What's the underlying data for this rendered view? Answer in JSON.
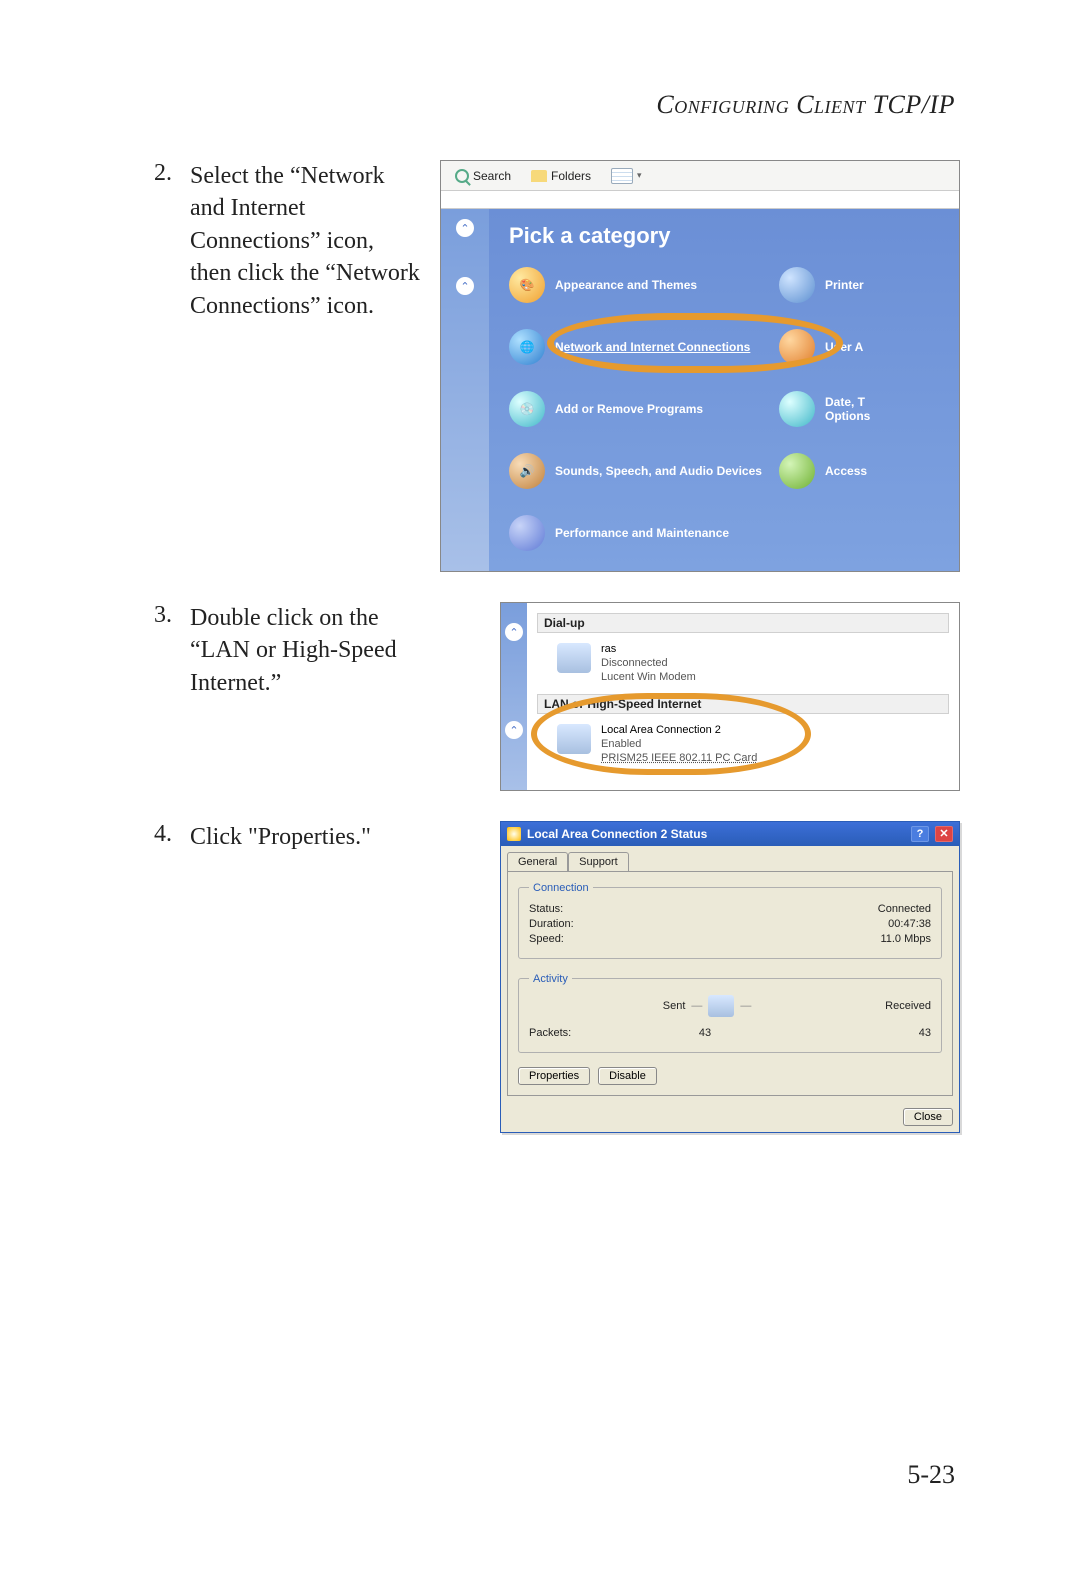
{
  "header": "Configuring Client TCP/IP",
  "page_number": "5-23",
  "steps": [
    {
      "num": "2.",
      "text": "Select the “Network and Internet Connections” icon, then click the “Network Connections” icon."
    },
    {
      "num": "3.",
      "text": "Double click on the “LAN or High-Speed Internet.”"
    },
    {
      "num": "4.",
      "text": "Click \"Properties.\""
    }
  ],
  "fig1": {
    "toolbar": {
      "search": "Search",
      "folders": "Folders"
    },
    "title": "Pick a category",
    "cats_left": [
      "Appearance and Themes",
      "Network and Internet Connections",
      "Add or Remove Programs",
      "Sounds, Speech, and Audio Devices",
      "Performance and Maintenance"
    ],
    "cats_right": [
      "Printer",
      "User A",
      "Date, T\nOptions",
      "Access"
    ]
  },
  "fig2": {
    "hdr_dialup": "Dial-up",
    "dialup": {
      "name": "ras",
      "status": "Disconnected",
      "device": "Lucent Win Modem"
    },
    "hdr_lan": "LAN or High-Speed Internet",
    "lan": {
      "name": "Local Area Connection 2",
      "status": "Enabled",
      "device": "PRISM25 IEEE 802.11 PC Card"
    }
  },
  "fig3": {
    "title": "Local Area Connection 2 Status",
    "tabs": {
      "general": "General",
      "support": "Support"
    },
    "conn": {
      "legend": "Connection",
      "status_l": "Status:",
      "status_v": "Connected",
      "dur_l": "Duration:",
      "dur_v": "00:47:38",
      "speed_l": "Speed:",
      "speed_v": "11.0 Mbps"
    },
    "act": {
      "legend": "Activity",
      "sent": "Sent",
      "recv": "Received",
      "packets_l": "Packets:",
      "sent_v": "43",
      "recv_v": "43"
    },
    "btn_props": "Properties",
    "btn_disable": "Disable",
    "btn_close": "Close"
  }
}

_ _ _

SET TASK:
Read the lines above. Gather those in which the string "title" is found.

FINISHED TASK:
    "title": "Pick a category",
    "title": "Local Area Connection 2 Status",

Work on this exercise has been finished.